Records provided:
____________
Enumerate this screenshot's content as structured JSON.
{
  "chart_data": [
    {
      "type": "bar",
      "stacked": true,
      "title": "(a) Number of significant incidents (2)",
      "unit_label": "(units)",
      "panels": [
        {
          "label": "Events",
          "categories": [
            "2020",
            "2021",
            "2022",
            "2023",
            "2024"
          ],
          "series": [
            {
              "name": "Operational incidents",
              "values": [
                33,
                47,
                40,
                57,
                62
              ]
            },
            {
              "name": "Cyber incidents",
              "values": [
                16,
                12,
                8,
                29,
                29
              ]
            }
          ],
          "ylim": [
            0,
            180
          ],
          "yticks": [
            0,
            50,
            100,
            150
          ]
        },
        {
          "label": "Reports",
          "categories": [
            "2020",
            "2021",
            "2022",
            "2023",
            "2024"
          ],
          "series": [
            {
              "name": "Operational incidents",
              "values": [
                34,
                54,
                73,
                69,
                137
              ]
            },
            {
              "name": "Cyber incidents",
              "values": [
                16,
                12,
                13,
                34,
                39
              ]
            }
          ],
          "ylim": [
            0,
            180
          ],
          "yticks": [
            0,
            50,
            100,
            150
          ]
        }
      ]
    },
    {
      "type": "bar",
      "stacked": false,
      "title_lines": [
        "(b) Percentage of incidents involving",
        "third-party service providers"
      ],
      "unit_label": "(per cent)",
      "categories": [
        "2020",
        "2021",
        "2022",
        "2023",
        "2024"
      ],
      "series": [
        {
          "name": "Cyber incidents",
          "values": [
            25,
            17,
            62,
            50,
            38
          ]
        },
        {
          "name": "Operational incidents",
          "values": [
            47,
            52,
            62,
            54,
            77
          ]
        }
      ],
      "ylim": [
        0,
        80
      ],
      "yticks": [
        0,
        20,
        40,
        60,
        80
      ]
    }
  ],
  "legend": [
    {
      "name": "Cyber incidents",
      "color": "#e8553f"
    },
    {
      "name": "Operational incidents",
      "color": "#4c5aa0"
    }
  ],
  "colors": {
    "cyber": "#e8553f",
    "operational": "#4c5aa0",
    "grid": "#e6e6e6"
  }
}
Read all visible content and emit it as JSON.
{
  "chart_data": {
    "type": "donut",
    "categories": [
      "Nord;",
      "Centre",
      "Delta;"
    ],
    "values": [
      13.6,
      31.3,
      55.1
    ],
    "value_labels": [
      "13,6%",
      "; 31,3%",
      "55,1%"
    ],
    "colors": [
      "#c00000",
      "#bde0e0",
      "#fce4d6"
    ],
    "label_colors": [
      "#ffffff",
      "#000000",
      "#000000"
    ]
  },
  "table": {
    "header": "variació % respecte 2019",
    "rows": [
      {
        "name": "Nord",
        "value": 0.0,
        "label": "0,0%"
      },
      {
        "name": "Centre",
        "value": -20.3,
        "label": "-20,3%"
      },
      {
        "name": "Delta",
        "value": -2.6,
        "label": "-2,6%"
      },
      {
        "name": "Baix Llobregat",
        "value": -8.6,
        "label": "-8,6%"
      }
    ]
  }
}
____________
Prompt: Scan the listing above and identify each line holding the string "categories"; copy every such line.

Task answer:
          "categories": [
          "categories": [
      "categories": [
    "categories": [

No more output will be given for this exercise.